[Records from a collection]
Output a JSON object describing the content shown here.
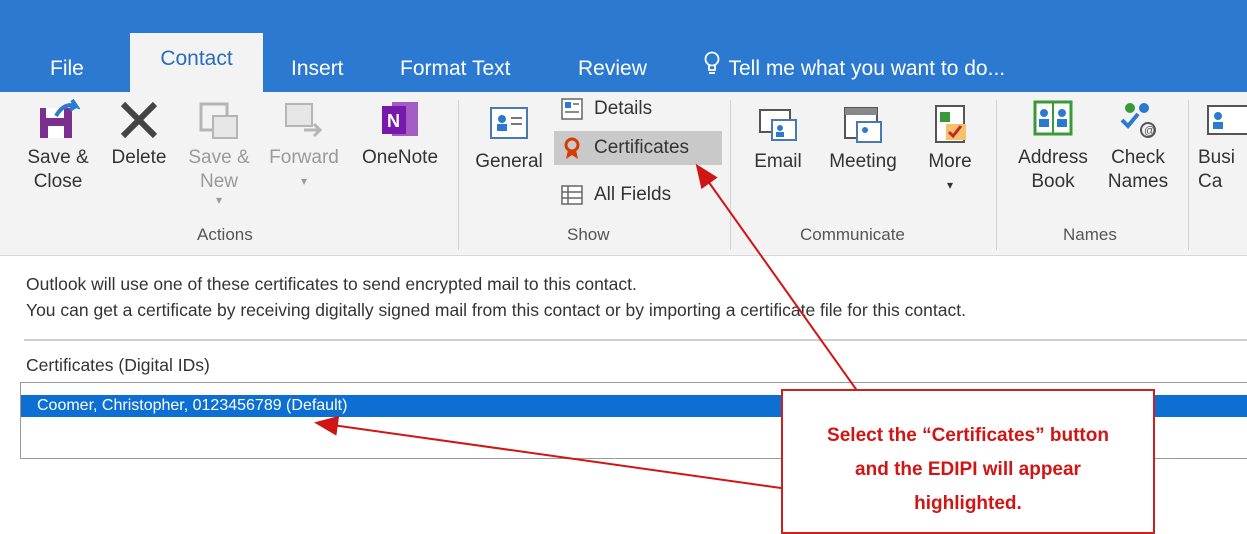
{
  "tabs": [
    {
      "label": "File"
    },
    {
      "label": "Contact"
    },
    {
      "label": "Insert"
    },
    {
      "label": "Format Text"
    },
    {
      "label": "Review"
    }
  ],
  "tell_me": "Tell me what you want to do...",
  "actions": {
    "save_close": "Save & Close",
    "delete": "Delete",
    "save_new": "Save & New",
    "save_new_arrow": "▾",
    "forward": "Forward",
    "forward_arrow": "▾",
    "onenote": "OneNote",
    "group": "Actions"
  },
  "show": {
    "general": "General",
    "details": "Details",
    "certificates": "Certificates",
    "all_fields": "All Fields",
    "group": "Show"
  },
  "communicate": {
    "email": "Email",
    "meeting": "Meeting",
    "more": "More",
    "more_arrow": "▾",
    "group": "Communicate"
  },
  "names": {
    "address_book": "Address Book",
    "check_names": "Check Names",
    "group": "Names"
  },
  "business_card": "Busi Ca",
  "info": {
    "line1": "Outlook will use one of these certificates to send encrypted mail to this contact.",
    "line2": "You can get a certificate by receiving digitally signed mail from this contact or by importing a certificate file for this contact.",
    "certs_label": "Certificates (Digital IDs)"
  },
  "certificates_list": [
    {
      "name": "Coomer, Christopher, 0123456789 (Default)"
    }
  ],
  "callout": {
    "line1": "Select the “Certificates” button",
    "line2": "and the EDIPI will appear",
    "line3": "highlighted."
  },
  "colors": {
    "tabbar": "#2b79d0",
    "selection": "#0e6fd3",
    "callout_red": "#d01515"
  }
}
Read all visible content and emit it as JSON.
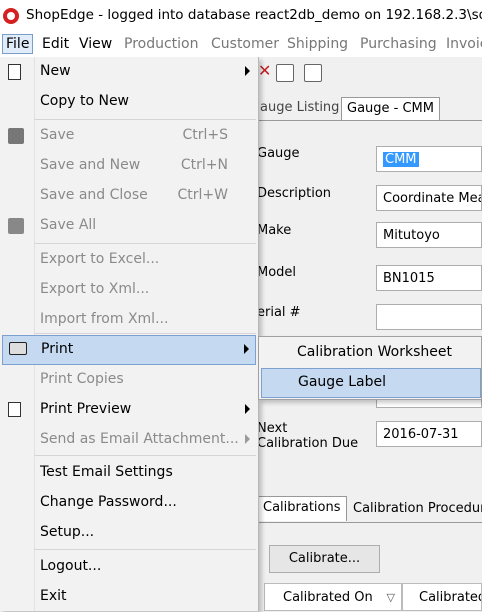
{
  "window": {
    "title": "ShopEdge -  logged into database react2db_demo on 192.168.2.3\\sq"
  },
  "menubar": {
    "items": [
      "File",
      "Edit",
      "View",
      "Production",
      "Customer",
      "Shipping",
      "Purchasing",
      "Invoic"
    ]
  },
  "form": {
    "tabs": [
      "auge Listing",
      "Gauge - CMM"
    ],
    "labels": {
      "gauge": "Gauge",
      "description": "Description",
      "make": "Make",
      "model": "Model",
      "serial": "erial #",
      "next_due": "Next\nCalibration Due"
    },
    "values": {
      "gauge": "CMM",
      "description": "Coordinate Mea",
      "make": "Mitutoyo",
      "model": "BN1015",
      "serial": "",
      "next_due": "2016-07-31"
    },
    "subtabs": [
      "Calibrations",
      "Calibration Procedure"
    ],
    "calibrate_button": "Calibrate...",
    "columns": [
      "Calibrated On",
      "Calibrated"
    ]
  },
  "file_menu": {
    "items": [
      {
        "label": "New",
        "submenu": true
      },
      {
        "label": "Copy to New"
      },
      {
        "label": "Save",
        "shortcut": "Ctrl+S",
        "disabled": true
      },
      {
        "label": "Save and New",
        "shortcut": "Ctrl+N",
        "disabled": true
      },
      {
        "label": "Save and Close",
        "shortcut": "Ctrl+W",
        "disabled": true
      },
      {
        "label": "Save All",
        "disabled": true
      },
      {
        "label": "Export to Excel...",
        "disabled": true
      },
      {
        "label": "Export to Xml...",
        "disabled": true
      },
      {
        "label": "Import from Xml...",
        "disabled": true
      },
      {
        "label": "Print",
        "submenu": true,
        "highlighted": true
      },
      {
        "label": "Print Copies",
        "disabled": true
      },
      {
        "label": "Print Preview",
        "submenu": true
      },
      {
        "label": "Send as Email Attachment...",
        "submenu": true,
        "disabled": true
      },
      {
        "label": "Test Email Settings"
      },
      {
        "label": "Change Password..."
      },
      {
        "label": "Setup..."
      },
      {
        "label": "Logout..."
      },
      {
        "label": "Exit"
      }
    ]
  },
  "print_submenu": {
    "items": [
      "Calibration Worksheet",
      "Gauge Label"
    ]
  },
  "colors": {
    "highlight": "#c5d9f1",
    "highlight_border": "#7ca0d0",
    "selection": "#3399ff",
    "logo": "#d42020"
  }
}
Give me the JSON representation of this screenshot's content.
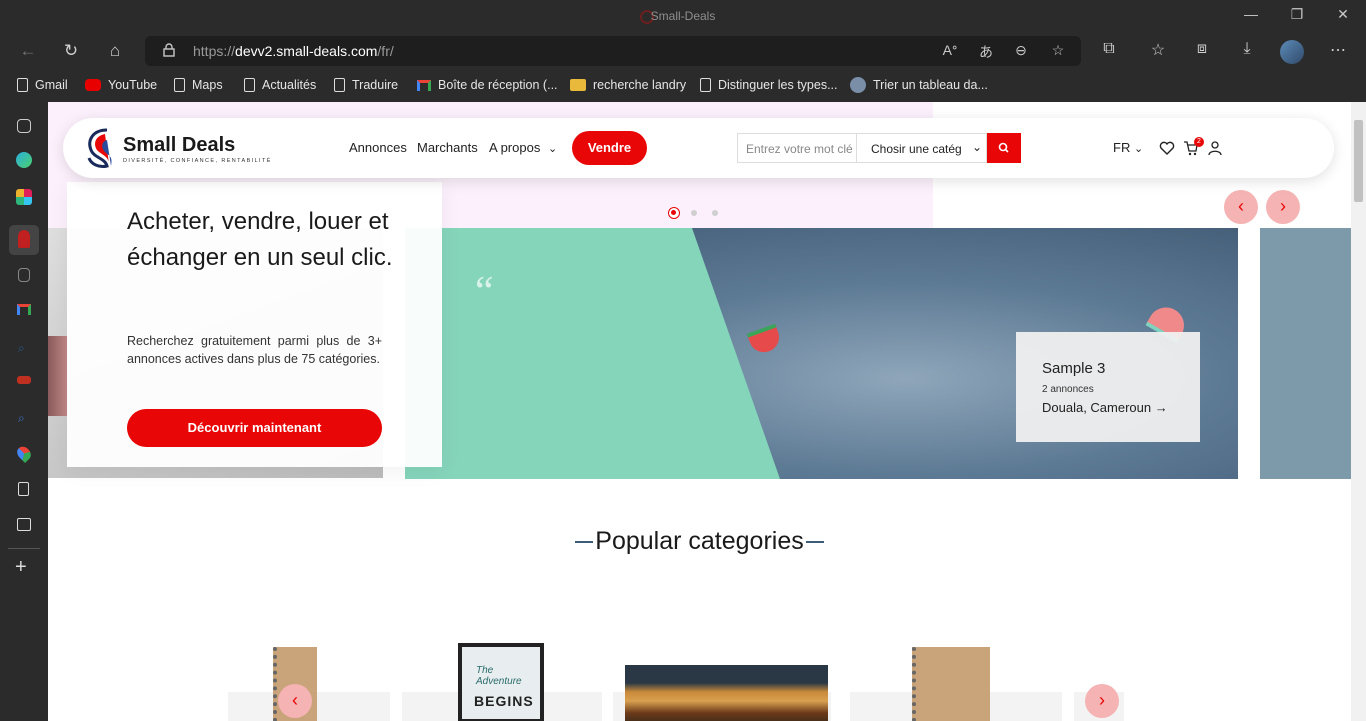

§ Problem
Scan the listing above. Collect all lines with the word "JSON".

§ Solution to this problem
Output a JSON object describing the content shown here.
Read all visible content and emit it as JSON.
Give me the JSON representation of this screenshot's content.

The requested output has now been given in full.